DIRECTION:
Below are the records; copy each line in them that holds the word "hogar".
[begin RECORDED DATA]
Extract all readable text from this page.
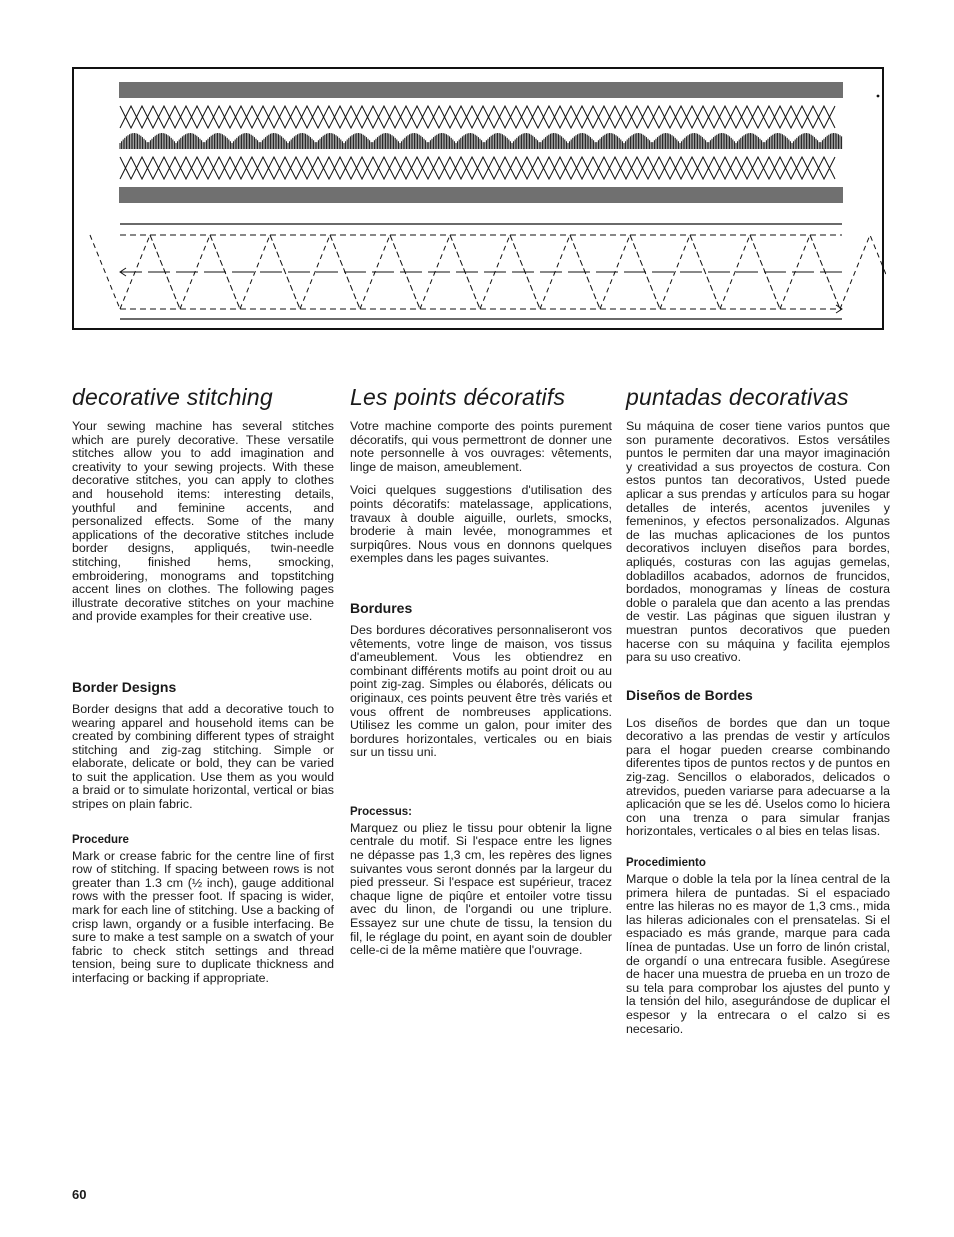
decorative stitching

Your sewing machine has several stitches which are purely decorative. These versatile stitches allow you to add imagination and creativity to your sewing projects. With these decorative stitches, you can apply to clothes and household items: interesting details, youthful and feminine accents, and personalized effects. Some of the many applications of the decorative stitches include border designs, appliqués, twin-needle stitching, finished hems, smocking, embroidering, monograms and topstitching accent lines on clothes. The following pages illustrate decorative stitches on your machine and provide examples for their creative use.

Border Designs

Border designs that add a decorative touch to wearing apparel and household items can be created by combining different types of straight stitching and zig-zag stitching. Simple or elaborate, delicate or bold, they can be varied to suit the application. Use them as you would a braid or to simulate horizontal, vertical or bias stripes on plain fabric.

Procedure

Mark or crease fabric for the centre line of first row of stitching. If spacing between rows is not greater than 1.3 cm (½ inch), gauge additional rows with the presser foot. If spacing is wider, mark for each line of stitching. Use a backing of crisp lawn, organdy or a fusible interfacing. Be sure to make a test sample on a swatch of your fabric to check stitch settings and thread tension, being sure to duplicate thickness and interfacing or backing if appropriate.

Les points décoratifs

Votre machine comporte des points purement décoratifs, qui vous permettront de donner une note personnelle à vos ouvrages: vêtements, linge de maison, ameublement.

Voici quelques suggestions d'utilisation des points décoratifs: matelassage, applications, travaux à double aiguille, ourlets, smocks, broderie à main levée, monogrammes et surpiqûres. Nous vous en donnons quelques exemples dans les pages suivantes.

Bordures

Des bordures décoratives personnaliseront vos vêtements, votre linge de maison, vos tissus d'ameublement. Vous les obtiendrez en combinant différents motifs au point droit ou au point zig-zag. Simples ou élaborés, délicats ou originaux, ces points peuvent être très variés et vous offrent de nombreuses applications. Utilisez les comme un galon, pour imiter des bordures horizontales, verticales ou en biais sur un tissu uni.

Processus:

Marquez ou pliez le tissu pour obtenir la ligne centrale du motif. Si l'espace entre les lignes ne dépasse pas 1,3 cm, les repères des lignes suivantes vous seront donnés par la largeur du pied presseur. Si l'espace est supérieur, tracez chaque ligne de piqûre et entoiler votre tissu avec du linon, de l'organdi ou une triplure. Essayez sur une chute de tissu, la tension du fil, le réglage du point, en ayant soin de doubler celle-ci de la même matière que l'ouvrage.

puntadas decorativas

Su máquina de coser tiene varios puntos que son puramente decorativos. Estos versátiles puntos le permiten dar una mayor imaginación y creatividad a sus proyectos de costura. Con estos puntos tan decorativos, Usted puede aplicar a sus prendas y artículos para su hogar detalles de interés, acentos juveniles y femeninos, y efectos personalizados. Algunas de las muchas aplicaciones de los puntos decorativos incluyen diseños para bordes, apliqués, costuras con las agujas gemelas, dobladillos acabados, adornos de fruncidos, bordados, monogramas y líneas de costura doble o paralela que dan acento a las prendas de vestir. Las páginas que siguen ilustran y muestran puntos decorativos que pueden hacerse con su máquina y facilita ejemplos para su uso creativo.

Diseños de Bordes

Los diseños de bordes que dan un toque decorativo a las prendas de vestir y artículos para el hogar pueden crearse combinando diferentes tipos de puntos rectos y de puntos en zig-zag. Sencillos o elaborados, delicados o atrevidos, pueden variarse para adecuarse a la aplicación que se les dé. Uselos como lo hiciera con una trenza o para simular franjas horizontales, verticales o al bies en telas lisas.

Procedimiento

Marque o doble la tela por la línea central de la primera hilera de puntadas. Si el espaciado entre las hileras no es mayor de 1,3 cms., mida las hileras adicionales con el prensatelas. Si el espaciado es más grande, marque para cada línea de puntadas. Use un forro de linón cristal, de organdí o una entrecara fusible. Asegúrese de hacer una muestra de prueba en un trozo de su tela para comprobar los ajustes del punto y la tensión del hilo, asegurándose de duplicar el espesor y la entrecara o el calzo si es necesario.

60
[end RECORDED DATA]
RESPONSE:
Su máquina de coser tiene varios puntos que son puramente decorativos. Estos versátiles puntos le permiten dar una mayor imaginación y creatividad a sus proyectos de costura. Con estos puntos tan decorativos, Usted puede aplicar a sus prendas y artículos para su hogar detalles de interés, acentos juveniles y femeninos, y efectos personalizados. Algunas de las muchas aplicaciones de los puntos decorativos incluyen diseños para bordes, apliqués, costuras con las agujas gemelas, dobladillos acabados, adornos de fruncidos, bordados, monogramas y líneas de costura doble o paralela que dan acento a las prendas de vestir. Las páginas que siguen ilustran y muestran puntos decorativos que pueden hacerse con su máquina y facilita ejemplos para su uso creativo.
Los diseños de bordes que dan un toque decorativo a las prendas de vestir y artículos para el hogar pueden crearse combinando diferentes tipos de puntos rectos y de puntos en zig-zag. Sencillos o elaborados, delicados o atrevidos, pueden variarse para adecuarse a la aplicación que se les dé. Uselos como lo hiciera con una trenza o para simular franjas horizontales, verticales o al bies en telas lisas.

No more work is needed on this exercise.